-- START OF Records for the exercise --

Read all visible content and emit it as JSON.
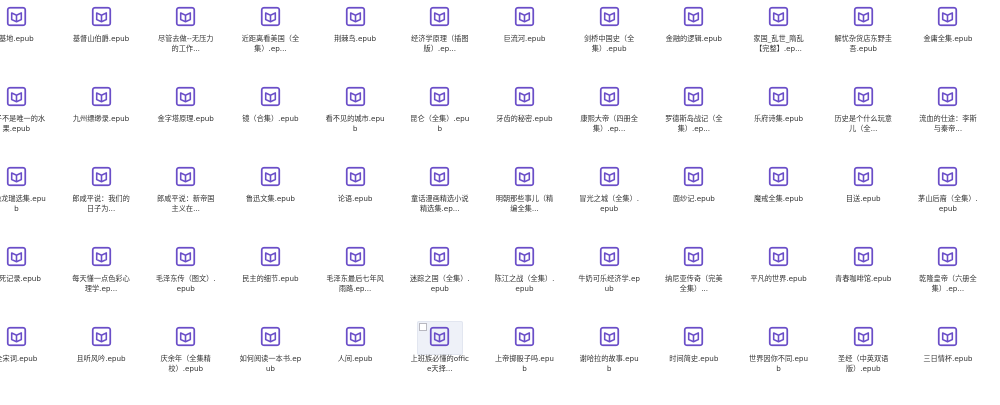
{
  "theme": {
    "icon_color": "#6a4ec8",
    "text_color": "#333333"
  },
  "files": [
    {
      "name": "基地.epub",
      "icon": "book-icon"
    },
    {
      "name": "基督山伯爵.epub",
      "icon": "book-icon"
    },
    {
      "name": "尽管去做--无压力的工作...",
      "icon": "book-icon"
    },
    {
      "name": "近距离看美国（全集）.ep...",
      "icon": "book-icon"
    },
    {
      "name": "荆棘鸟.epub",
      "icon": "book-icon"
    },
    {
      "name": "经济学原理（插图版）.ep...",
      "icon": "book-icon"
    },
    {
      "name": "巨流河.epub",
      "icon": "book-icon"
    },
    {
      "name": "剑桥中国史（全集）.epub",
      "icon": "book-icon"
    },
    {
      "name": "金融的逻辑.epub",
      "icon": "book-icon"
    },
    {
      "name": "家国_乱世_隋乱【完整】.ep...",
      "icon": "book-icon"
    },
    {
      "name": "解忧杂货店东野圭吾.epub",
      "icon": "book-icon"
    },
    {
      "name": "金庸全集.epub",
      "icon": "book-icon"
    },
    {
      "name": "橘子不是唯一的水果.epub",
      "icon": "book-icon"
    },
    {
      "name": "九州缥缈录.epub",
      "icon": "book-icon"
    },
    {
      "name": "金字塔原理.epub",
      "icon": "book-icon"
    },
    {
      "name": "镜（合集）.epub",
      "icon": "book-icon"
    },
    {
      "name": "看不见的城市.epub",
      "icon": "book-icon"
    },
    {
      "name": "昆仑（全集）.epub",
      "icon": "book-icon"
    },
    {
      "name": "牙齿的秘密.epub",
      "icon": "book-icon"
    },
    {
      "name": "康熙大帝（四册全集）.ep...",
      "icon": "book-icon"
    },
    {
      "name": "罗德斯岛战记（全集）.ep...",
      "icon": "book-icon"
    },
    {
      "name": "乐府诗集.epub",
      "icon": "book-icon"
    },
    {
      "name": "历史是个什么玩意儿（全...",
      "icon": "book-icon"
    },
    {
      "name": "流血的仕途：李斯与秦帝...",
      "icon": "book-icon"
    },
    {
      "name": "三隐龙瑞选集.epub",
      "icon": "book-icon"
    },
    {
      "name": "郎咸平说：我们的日子为...",
      "icon": "book-icon"
    },
    {
      "name": "郎咸平说：新帝国主义在...",
      "icon": "book-icon"
    },
    {
      "name": "鲁迅文集.epub",
      "icon": "book-icon"
    },
    {
      "name": "论语.epub",
      "icon": "book-icon"
    },
    {
      "name": "童话漫画精选小说精选集.ep...",
      "icon": "book-icon"
    },
    {
      "name": "明朝那些事儿（精编全集...",
      "icon": "book-icon"
    },
    {
      "name": "冒光之城（全集）.epub",
      "icon": "book-icon"
    },
    {
      "name": "面纱记.epub",
      "icon": "book-icon"
    },
    {
      "name": "魔戒全集.epub",
      "icon": "book-icon"
    },
    {
      "name": "目送.epub",
      "icon": "book-icon"
    },
    {
      "name": "茅山后裔（全集）.epub",
      "icon": "book-icon"
    },
    {
      "name": "冒死记录.epub",
      "icon": "book-icon"
    },
    {
      "name": "每天懂一点色彩心理学.ep...",
      "icon": "book-icon"
    },
    {
      "name": "毛泽东传（图文）.epub",
      "icon": "book-icon"
    },
    {
      "name": "民主的细节.epub",
      "icon": "book-icon"
    },
    {
      "name": "毛泽东最后七年风雨路.ep...",
      "icon": "book-icon"
    },
    {
      "name": "迷踪之国（全集）.epub",
      "icon": "book-icon"
    },
    {
      "name": "陈江之战（全集）.epub",
      "icon": "book-icon"
    },
    {
      "name": "牛奶可乐经济学.epub",
      "icon": "book-icon"
    },
    {
      "name": "纳尼亚传奇（完美全集）...",
      "icon": "book-icon"
    },
    {
      "name": "平凡的世界.epub",
      "icon": "book-icon"
    },
    {
      "name": "青春咖啡馆.epub",
      "icon": "book-icon"
    },
    {
      "name": "乾隆皇帝（六册全集）.ep...",
      "icon": "book-icon"
    },
    {
      "name": "全宋词.epub",
      "icon": "book-icon"
    },
    {
      "name": "且听风吟.epub",
      "icon": "book-icon"
    },
    {
      "name": "庆余年（全集精校）.epub",
      "icon": "book-icon"
    },
    {
      "name": "如何阅读一本书.epub",
      "icon": "book-icon"
    },
    {
      "name": "人间.epub",
      "icon": "book-icon"
    },
    {
      "name": "上班族必懂的office天择...",
      "icon": "book-icon",
      "selected": true
    },
    {
      "name": "上帝掷骰子吗.epub",
      "icon": "book-icon"
    },
    {
      "name": "谢哈拉的故事.epub",
      "icon": "book-icon"
    },
    {
      "name": "时间简史.epub",
      "icon": "book-icon"
    },
    {
      "name": "世界因你不同.epub",
      "icon": "book-icon"
    },
    {
      "name": "圣经（中英双语版）.epub",
      "icon": "book-icon"
    },
    {
      "name": "三日情杯.epub",
      "icon": "book-icon"
    }
  ]
}
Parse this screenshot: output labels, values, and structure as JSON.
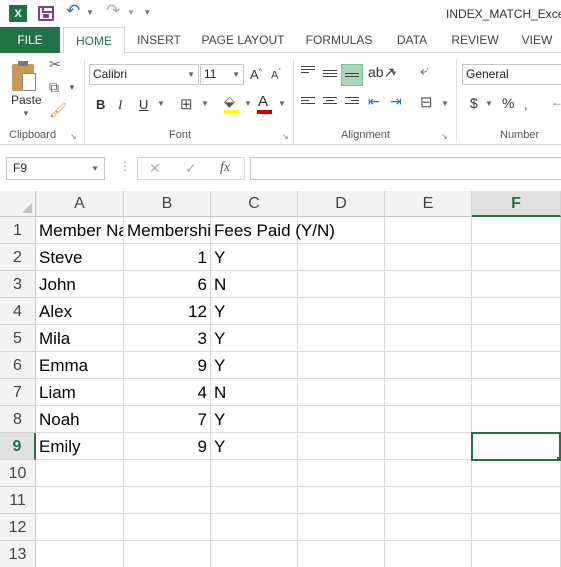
{
  "app": {
    "logo": "X",
    "file_title": "INDEX_MATCH_Excel_"
  },
  "tabs": [
    {
      "label": "FILE"
    },
    {
      "label": "HOME"
    },
    {
      "label": "INSERT"
    },
    {
      "label": "PAGE LAYOUT"
    },
    {
      "label": "FORMULAS"
    },
    {
      "label": "DATA"
    },
    {
      "label": "REVIEW"
    },
    {
      "label": "VIEW"
    }
  ],
  "ribbon": {
    "clipboard": {
      "paste_label": "Paste",
      "group_label": "Clipboard"
    },
    "font": {
      "font_name": "Calibri",
      "font_size": "11",
      "group_label": "Font",
      "fill_color": "#ffff00",
      "font_color": "#c00000"
    },
    "alignment": {
      "group_label": "Alignment"
    },
    "number": {
      "format": "General",
      "currency": "$",
      "percent": "%",
      "group_label": "Number"
    }
  },
  "formula_bar": {
    "name_box": "F9",
    "cancel": "✕",
    "enter": "✓",
    "fx": "fx",
    "formula": ""
  },
  "sheet": {
    "columns": [
      "A",
      "B",
      "C",
      "D",
      "E",
      "F"
    ],
    "selected_column": "F",
    "selected_row": "9",
    "active_cell": "F9",
    "rows": [
      {
        "num": "1",
        "cells": [
          "Member Name",
          "Membership",
          "Fees Paid (Y/N)",
          "",
          "",
          ""
        ]
      },
      {
        "num": "2",
        "cells": [
          "Steve",
          "1",
          "Y",
          "",
          "",
          ""
        ]
      },
      {
        "num": "3",
        "cells": [
          "John",
          "6",
          "N",
          "",
          "",
          ""
        ]
      },
      {
        "num": "4",
        "cells": [
          "Alex",
          "12",
          "Y",
          "",
          "",
          ""
        ]
      },
      {
        "num": "5",
        "cells": [
          "Mila",
          "3",
          "Y",
          "",
          "",
          ""
        ]
      },
      {
        "num": "6",
        "cells": [
          "Emma",
          "9",
          "Y",
          "",
          "",
          ""
        ]
      },
      {
        "num": "7",
        "cells": [
          "Liam",
          "4",
          "N",
          "",
          "",
          ""
        ]
      },
      {
        "num": "8",
        "cells": [
          "Noah",
          "7",
          "Y",
          "",
          "",
          ""
        ]
      },
      {
        "num": "9",
        "cells": [
          "Emily",
          "9",
          "Y",
          "",
          "",
          ""
        ]
      },
      {
        "num": "10",
        "cells": [
          "",
          "",
          "",
          "",
          "",
          ""
        ]
      },
      {
        "num": "11",
        "cells": [
          "",
          "",
          "",
          "",
          "",
          ""
        ]
      },
      {
        "num": "12",
        "cells": [
          "",
          "",
          "",
          "",
          "",
          ""
        ]
      },
      {
        "num": "13",
        "cells": [
          "",
          "",
          "",
          "",
          "",
          ""
        ]
      }
    ]
  }
}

-- END OF Records for the exercise --

- What you will do
Search the lines above for the string "JSON" and copy each line that has it.

- Complete output
Read all visible content and emit it as JSON.
Parse this screenshot: output labels, values, and structure as JSON.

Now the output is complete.